Collection entries
-.-.-

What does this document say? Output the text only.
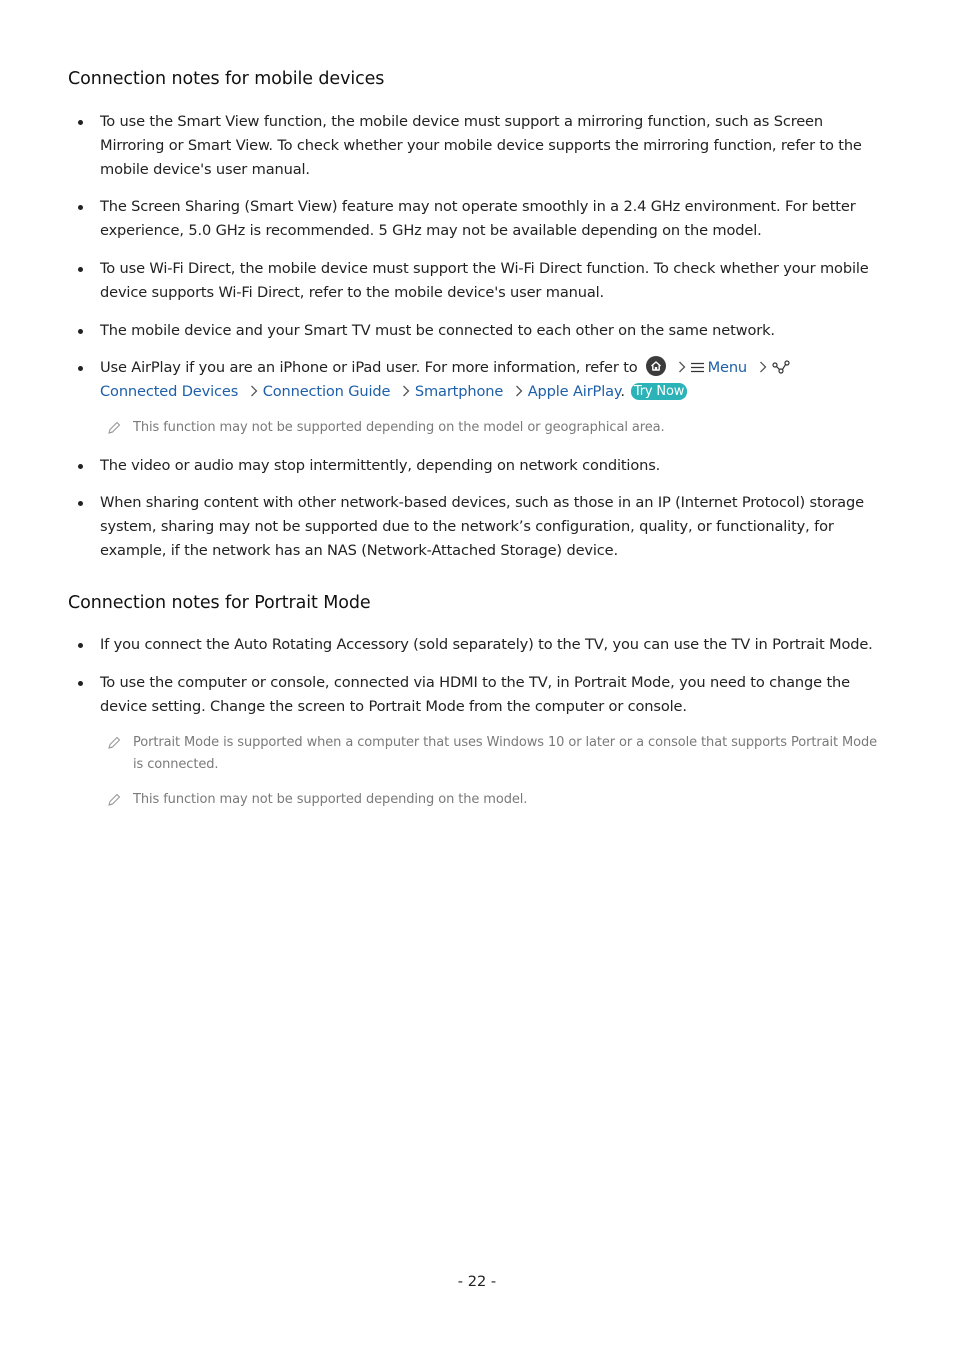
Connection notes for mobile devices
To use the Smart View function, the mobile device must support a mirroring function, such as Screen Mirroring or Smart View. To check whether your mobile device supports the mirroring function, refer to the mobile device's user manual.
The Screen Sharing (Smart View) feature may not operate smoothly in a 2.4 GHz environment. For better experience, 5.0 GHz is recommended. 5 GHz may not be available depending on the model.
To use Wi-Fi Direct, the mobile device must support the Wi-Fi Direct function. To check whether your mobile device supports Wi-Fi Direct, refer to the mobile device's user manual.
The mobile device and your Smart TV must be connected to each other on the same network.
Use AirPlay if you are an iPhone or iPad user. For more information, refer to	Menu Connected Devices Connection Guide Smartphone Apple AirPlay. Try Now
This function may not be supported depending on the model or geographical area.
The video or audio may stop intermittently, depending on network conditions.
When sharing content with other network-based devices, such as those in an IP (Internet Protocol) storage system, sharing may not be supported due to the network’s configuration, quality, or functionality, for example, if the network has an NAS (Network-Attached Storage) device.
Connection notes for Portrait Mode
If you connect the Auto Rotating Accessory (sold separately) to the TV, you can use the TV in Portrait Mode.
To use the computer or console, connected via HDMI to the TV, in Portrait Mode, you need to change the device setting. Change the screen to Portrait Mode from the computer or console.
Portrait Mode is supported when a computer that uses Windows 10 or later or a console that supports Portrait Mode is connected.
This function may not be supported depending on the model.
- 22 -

-.-.-

Scan the lines above for "manual", then copy every one that has it.

To use the Smart View function, the mobile device must support a mirroring function, such as Screen Mirroring or Smart View. To check whether your mobile device supports the mirroring function, refer to the mobile device's user manual.
To use Wi-Fi Direct, the mobile device must support the Wi-Fi Direct function. To check whether your mobile device supports Wi-Fi Direct, refer to the mobile device's user manual.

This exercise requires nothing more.